• _Aim_: Extract the text of each entry below exactly, leaving every image behind.

• _Given data_:

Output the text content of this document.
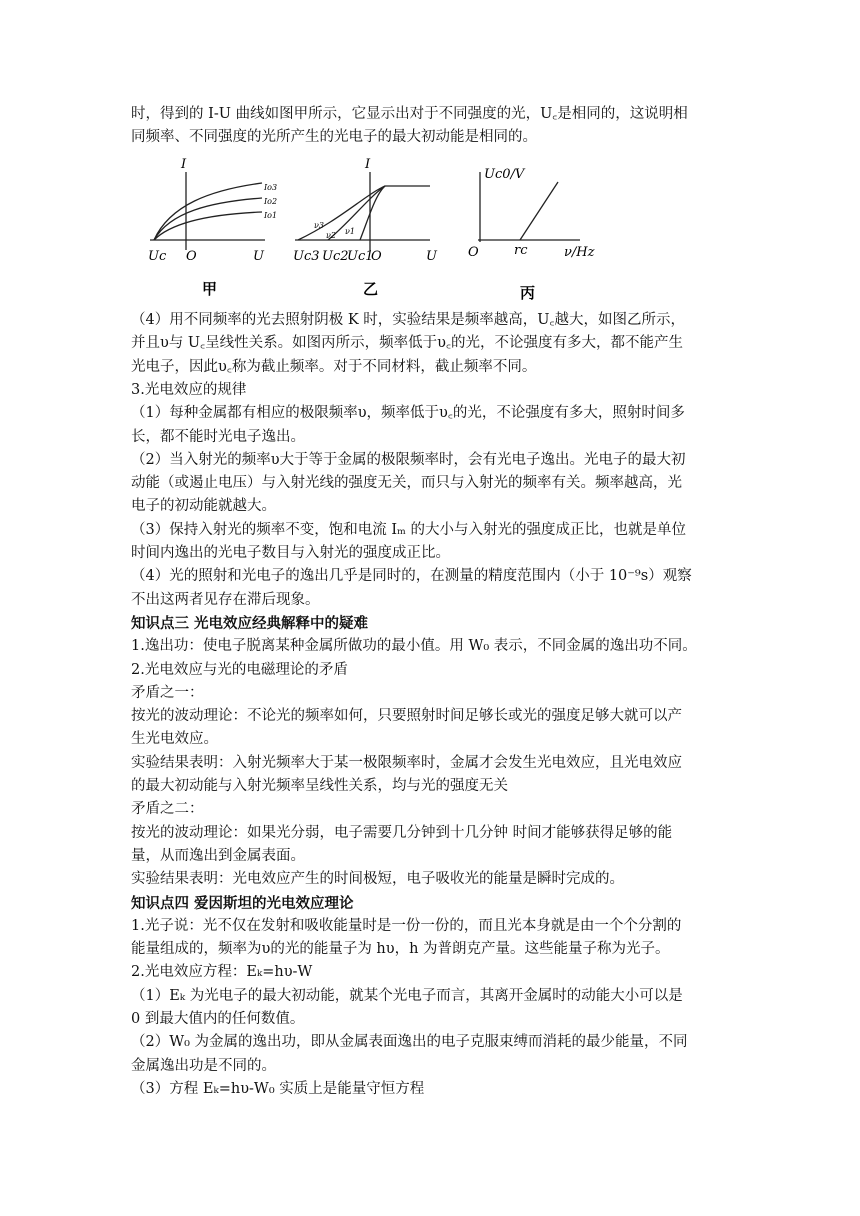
时，得到的 I-U 曲线如图甲所示，它显示出对于不同强度的光，U꜀是相同的，这说明相

同频率、不同强度的光所产生的光电子的最大初动能是相同的。

I
U
O
Uc
Io3
Io2
Io1
甲
I
U
O
Uc3 Uc2
Uc1
ν3
ν2 ν1
乙
Uc0/V
ν/Hz
O	rc
丙

（4）用不同频率的光去照射阴极 K 时，实验结果是频率越高，U꜀越大，如图乙所示，

并且υ与 U꜀呈线性关系。如图丙所示，频率低于υ꜀的光，不论强度有多大，都不能产生

光电子，因此υ꜀称为截止频率。对于不同材料，截止频率不同。

3.光电效应的规律

（1）每种金属都有相应的极限频率υ，频率低于υ꜀的光，不论强度有多大，照射时间多

长，都不能时光电子逸出。

（2）当入射光的频率υ大于等于金属的极限频率时，会有光电子逸出。光电子的最大初

动能（或遏止电压）与入射光线的强度无关，而只与入射光的频率有关。频率越高，光

电子的初动能就越大。

（3）保持入射光的频率不变，饱和电流 Iₘ 的大小与入射光的强度成正比，也就是单位

时间内逸出的光电子数目与入射光的强度成正比。

（4）光的照射和光电子的逸出几乎是同时的，在测量的精度范围内（小于 10⁻⁹s）观察

不出这两者见存在滞后现象。

知识点三 光电效应经典解释中的疑难

1.逸出功：使电子脱离某种金属所做功的最小值。用 W₀ 表示，不同金属的逸出功不同。

2.光电效应与光的电磁理论的矛盾

矛盾之一：

按光的波动理论：不论光的频率如何，只要照射时间足够长或光的强度足够大就可以产

生光电效应。

实验结果表明：入射光频率大于某一极限频率时，金属才会发生光电效应，且光电效应

的最大初动能与入射光频率呈线性关系，均与光的强度无关

矛盾之二：

按光的波动理论：如果光分弱，电子需要几分钟到十几分钟 时间才能够获得足够的能

量，从而逸出到金属表面。

实验结果表明：光电效应产生的时间极短，电子吸收光的能量是瞬时完成的。

知识点四 爱因斯坦的光电效应理论

1.光子说：光不仅在发射和吸收能量时是一份一份的，而且光本身就是由一个个分割的

能量组成的，频率为υ的光的能量子为 hυ，h 为普朗克产量。这些能量子称为光子。

2.光电效应方程：Eₖ=hυ-W

（1）Eₖ 为光电子的最大初动能，就某个光电子而言，其离开金属时的动能大小可以是

0 到最大值内的任何数值。

（2）W₀ 为金属的逸出功，即从金属表面逸出的电子克服束缚而消耗的最少能量，不同

金属逸出功是不同的。

（3）方程 Eₖ=hυ-W₀ 实质上是能量守恒方程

• _Solution for this task_:
Output the text content of this document.
时，得到的 I-U 曲线如图甲所示，它显示出对于不同强度的光，U꜀是相同的，这说明相

同频率、不同强度的光所产生的光电子的最大初动能是相同的。

I
U
O
Uc
Io3
Io2
Io1
甲
I
U
O
Uc3 Uc2
Uc1
ν3
ν2 ν1
乙
Uc0/V
ν/Hz
O	rc
丙

（4）用不同频率的光去照射阴极 K 时，实验结果是频率越高，U꜀越大，如图乙所示，

并且υ与 U꜀呈线性关系。如图丙所示，频率低于υ꜀的光，不论强度有多大，都不能产生

光电子，因此υ꜀称为截止频率。对于不同材料，截止频率不同。

3.光电效应的规律

（1）每种金属都有相应的极限频率υ，频率低于υ꜀的光，不论强度有多大，照射时间多

长，都不能时光电子逸出。

（2）当入射光的频率υ大于等于金属的极限频率时，会有光电子逸出。光电子的最大初

动能（或遏止电压）与入射光线的强度无关，而只与入射光的频率有关。频率越高，光

电子的初动能就越大。

（3）保持入射光的频率不变，饱和电流 Iₘ 的大小与入射光的强度成正比，也就是单位

时间内逸出的光电子数目与入射光的强度成正比。

（4）光的照射和光电子的逸出几乎是同时的，在测量的精度范围内（小于 10⁻⁹s）观察

不出这两者见存在滞后现象。

知识点三 光电效应经典解释中的疑难

1.逸出功：使电子脱离某种金属所做功的最小值。用 W₀ 表示，不同金属的逸出功不同。

2.光电效应与光的电磁理论的矛盾

矛盾之一：

按光的波动理论：不论光的频率如何，只要照射时间足够长或光的强度足够大就可以产

生光电效应。

实验结果表明：入射光频率大于某一极限频率时，金属才会发生光电效应，且光电效应

的最大初动能与入射光频率呈线性关系，均与光的强度无关

矛盾之二：

按光的波动理论：如果光分弱，电子需要几分钟到十几分钟 时间才能够获得足够的能

量，从而逸出到金属表面。

实验结果表明：光电效应产生的时间极短，电子吸收光的能量是瞬时完成的。

知识点四 爱因斯坦的光电效应理论

1.光子说：光不仅在发射和吸收能量时是一份一份的，而且光本身就是由一个个分割的

能量组成的，频率为υ的光的能量子为 hυ，h 为普朗克产量。这些能量子称为光子。

2.光电效应方程：Eₖ=hυ-W

（1）Eₖ 为光电子的最大初动能，就某个光电子而言，其离开金属时的动能大小可以是

0 到最大值内的任何数值。

（2）W₀ 为金属的逸出功，即从金属表面逸出的电子克服束缚而消耗的最少能量，不同

金属逸出功是不同的。

（3）方程 Eₖ=hυ-W₀ 实质上是能量守恒方程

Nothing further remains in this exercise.